Write out the listing below without alteration, omitting its pictures.
------------------------------------------------
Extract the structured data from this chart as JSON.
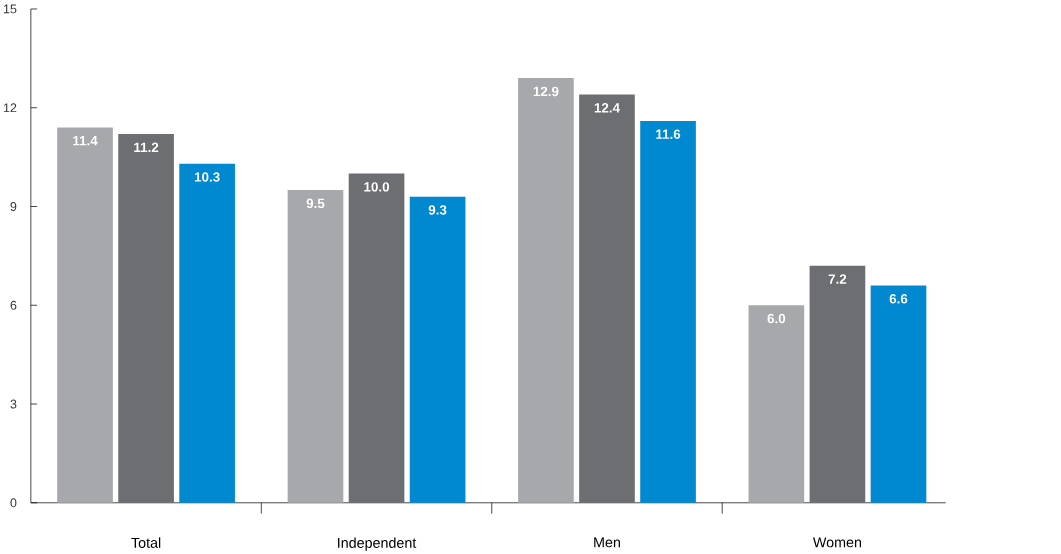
{
  "chart_data": {
    "type": "bar",
    "categories": [
      "Total",
      "Independent",
      "Men",
      "Women"
    ],
    "series": [
      {
        "color": "#a7a8ab",
        "values": [
          11.4,
          9.5,
          12.9,
          6.0
        ],
        "value_labels": [
          "11.4",
          "9.5",
          "12.9",
          "6.0"
        ]
      },
      {
        "color": "#6d6e72",
        "values": [
          11.2,
          10.0,
          12.4,
          7.2
        ],
        "value_labels": [
          "11.2",
          "10.0",
          "12.4",
          "7.2"
        ]
      },
      {
        "color": "#0089d1",
        "values": [
          10.3,
          9.3,
          11.6,
          6.6
        ],
        "value_labels": [
          "10.3",
          "9.3",
          "11.6",
          "6.6"
        ]
      }
    ],
    "ylim": [
      0,
      15
    ],
    "yticks": [
      0,
      3,
      6,
      9,
      12,
      15
    ],
    "grid": false
  }
}
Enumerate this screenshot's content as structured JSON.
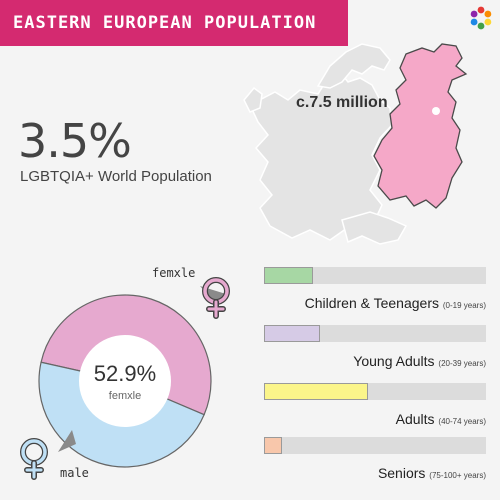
{
  "header": {
    "title": "EASTERN EUROPEAN POPULATION",
    "banner_color": "#d42a70",
    "logo": "rainbow-flower-logo-icon"
  },
  "map": {
    "label": "c.7.5 million",
    "highlight_color": "#f5a8c8",
    "base_color": "#e4e4e4",
    "marker": "white-dot"
  },
  "headline": {
    "percent": "3.5%",
    "caption": "LGBTQIA+ World Population"
  },
  "chart_data": [
    {
      "type": "pie",
      "style": "donut",
      "center_value": "52.9%",
      "center_label": "femxle",
      "slices": [
        {
          "label": "femxle",
          "value": 52.9,
          "color": "#e6a9cf",
          "icon": "female-symbol-icon"
        },
        {
          "label": "male",
          "value": 47.1,
          "color": "#bfe0f5",
          "icon": "male-symbol-icon"
        }
      ]
    },
    {
      "type": "bar",
      "orientation": "horizontal",
      "categories": [
        "Children & Teenagers",
        "Young Adults",
        "Adults",
        "Seniors"
      ],
      "ranges": [
        "(0-19 years)",
        "(20-39 years)",
        "(40-74 years)",
        "(75-100+ years)"
      ],
      "values": [
        22,
        25,
        47,
        8
      ],
      "xlim": [
        0,
        100
      ],
      "colors": [
        "#a7d7a4",
        "#d6cbe6",
        "#fbf58a",
        "#f8c7ab"
      ]
    }
  ]
}
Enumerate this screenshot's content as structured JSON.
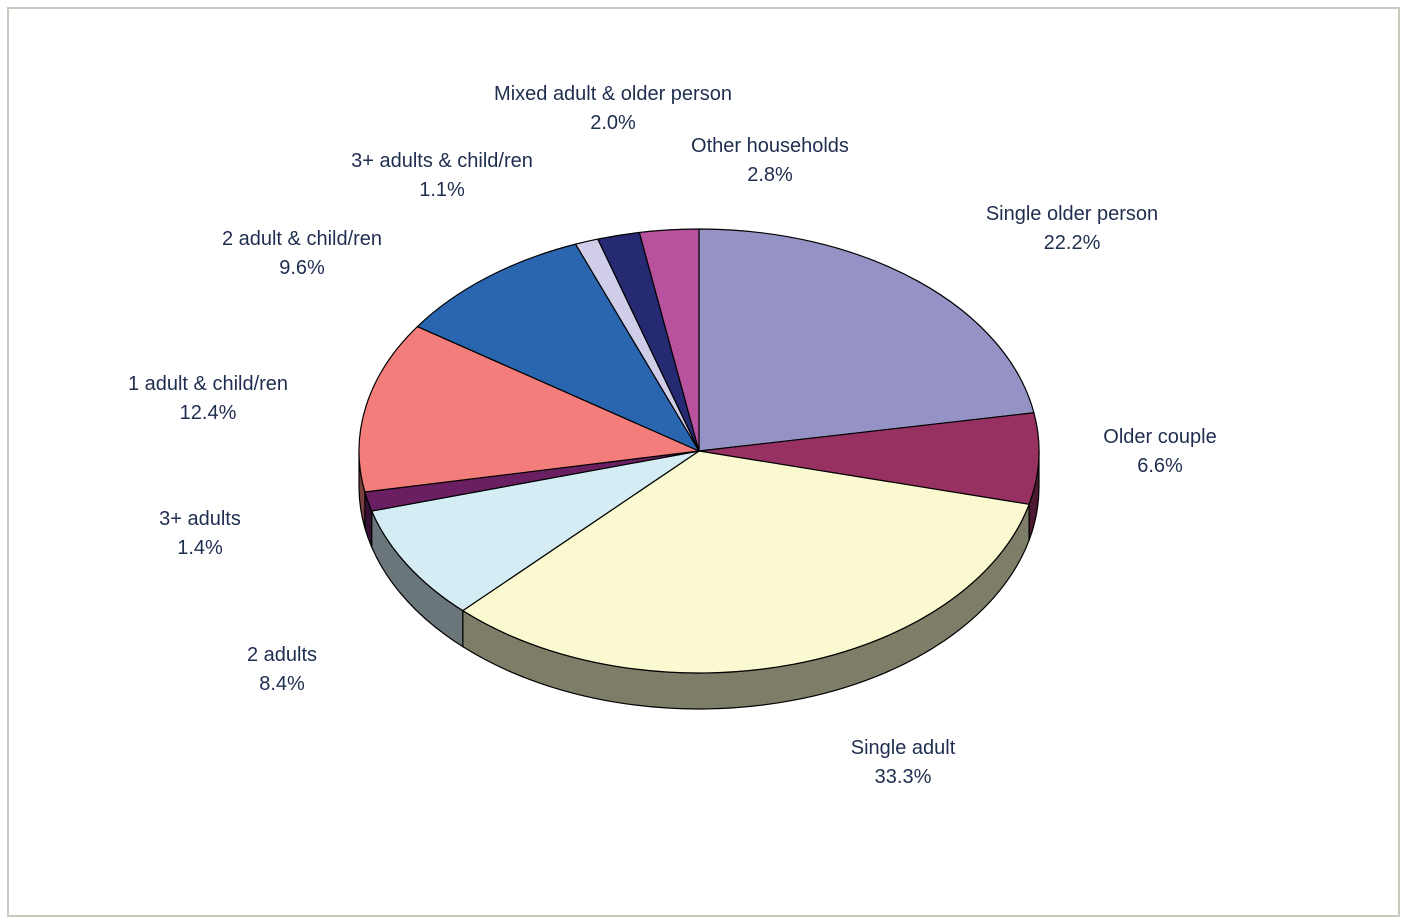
{
  "chart_data": {
    "type": "pie",
    "title": "",
    "slices": [
      {
        "label": "Single older person",
        "value": 22.2,
        "value_label": "22.2%",
        "color": "#9593c5"
      },
      {
        "label": "Older couple",
        "value": 6.6,
        "value_label": "6.6%",
        "color": "#973161"
      },
      {
        "label": "Single adult",
        "value": 33.3,
        "value_label": "33.3%",
        "color": "#fbf9cf"
      },
      {
        "label": "2 adults",
        "value": 8.4,
        "value_label": "8.4%",
        "color": "#d4ecf4"
      },
      {
        "label": "3+ adults",
        "value": 1.4,
        "value_label": "1.4%",
        "color": "#6b1f63"
      },
      {
        "label": "1 adult & child/ren",
        "value": 12.4,
        "value_label": "12.4%",
        "color": "#f27d7b"
      },
      {
        "label": "2 adult & child/ren",
        "value": 9.6,
        "value_label": "9.6%",
        "color": "#2a65b0"
      },
      {
        "label": "3+ adults & child/ren",
        "value": 1.1,
        "value_label": "1.1%",
        "color": "#cfcde8"
      },
      {
        "label": "Mixed adult & older person",
        "value": 2.0,
        "value_label": "2.0%",
        "color": "#262a73"
      },
      {
        "label": "Other households",
        "value": 2.8,
        "value_label": "2.8%",
        "color": "#b9529e"
      }
    ],
    "style": "3d-tilted",
    "legend": "none",
    "data_labels": "outside"
  }
}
------------------------------------------------
== Solution to this exercise ==
Extract the structured data from this chart as JSON.
{
  "chart_data": {
    "type": "bar",
    "categories": [
      "Total",
      "Independent",
      "Men",
      "Women"
    ],
    "series": [
      {
        "color": "#a7a8ab",
        "values": [
          11.4,
          9.5,
          12.9,
          6.0
        ],
        "value_labels": [
          "11.4",
          "9.5",
          "12.9",
          "6.0"
        ]
      },
      {
        "color": "#6d6e72",
        "values": [
          11.2,
          10.0,
          12.4,
          7.2
        ],
        "value_labels": [
          "11.2",
          "10.0",
          "12.4",
          "7.2"
        ]
      },
      {
        "color": "#0089d1",
        "values": [
          10.3,
          9.3,
          11.6,
          6.6
        ],
        "value_labels": [
          "10.3",
          "9.3",
          "11.6",
          "6.6"
        ]
      }
    ],
    "ylim": [
      0,
      15
    ],
    "yticks": [
      0,
      3,
      6,
      9,
      12,
      15
    ],
    "grid": false
  }
}
Enumerate this screenshot's content as structured JSON.
{
  "header": {
    "title": "EASTERN EUROPEAN POPULATION",
    "banner_color": "#d42a70",
    "logo": "rainbow-flower-logo-icon"
  },
  "map": {
    "label": "c.7.5 million",
    "highlight_color": "#f5a8c8",
    "base_color": "#e4e4e4",
    "marker": "white-dot"
  },
  "headline": {
    "percent": "3.5%",
    "caption": "LGBTQIA+ World Population"
  },
  "chart_data": [
    {
      "type": "pie",
      "style": "donut",
      "center_value": "52.9%",
      "center_label": "femxle",
      "slices": [
        {
          "label": "femxle",
          "value": 52.9,
          "color": "#e6a9cf",
          "icon": "female-symbol-icon"
        },
        {
          "label": "male",
          "value": 47.1,
          "color": "#bfe0f5",
          "icon": "male-symbol-icon"
        }
      ]
    },
    {
      "type": "bar",
      "orientation": "horizontal",
      "categories": [
        "Children & Teenagers",
        "Young Adults",
        "Adults",
        "Seniors"
      ],
      "ranges": [
        "(0-19 years)",
        "(20-39 years)",
        "(40-74 years)",
        "(75-100+ years)"
      ],
      "values": [
        22,
        25,
        47,
        8
      ],
      "xlim": [
        0,
        100
      ],
      "colors": [
        "#a7d7a4",
        "#d6cbe6",
        "#fbf58a",
        "#f8c7ab"
      ]
    }
  ]
}
Enumerate this screenshot's content as structured JSON.
{
  "chart_data": {
    "type": "pie",
    "title": "",
    "slices": [
      {
        "label": "Single older person",
        "value": 22.2,
        "value_label": "22.2%",
        "color": "#9593c5"
      },
      {
        "label": "Older couple",
        "value": 6.6,
        "value_label": "6.6%",
        "color": "#973161"
      },
      {
        "label": "Single adult",
        "value": 33.3,
        "value_label": "33.3%",
        "color": "#fbf9cf"
      },
      {
        "label": "2 adults",
        "value": 8.4,
        "value_label": "8.4%",
        "color": "#d4ecf4"
      },
      {
        "label": "3+ adults",
        "value": 1.4,
        "value_label": "1.4%",
        "color": "#6b1f63"
      },
      {
        "label": "1 adult & child/ren",
        "value": 12.4,
        "value_label": "12.4%",
        "color": "#f27d7b"
      },
      {
        "label": "2 adult & child/ren",
        "value": 9.6,
        "value_label": "9.6%",
        "color": "#2a65b0"
      },
      {
        "label": "3+ adults & child/ren",
        "value": 1.1,
        "value_label": "1.1%",
        "color": "#cfcde8"
      },
      {
        "label": "Mixed adult & older person",
        "value": 2.0,
        "value_label": "2.0%",
        "color": "#262a73"
      },
      {
        "label": "Other households",
        "value": 2.8,
        "value_label": "2.8%",
        "color": "#b9529e"
      }
    ],
    "style": "3d-tilted",
    "legend": "none",
    "data_labels": "outside"
  }
}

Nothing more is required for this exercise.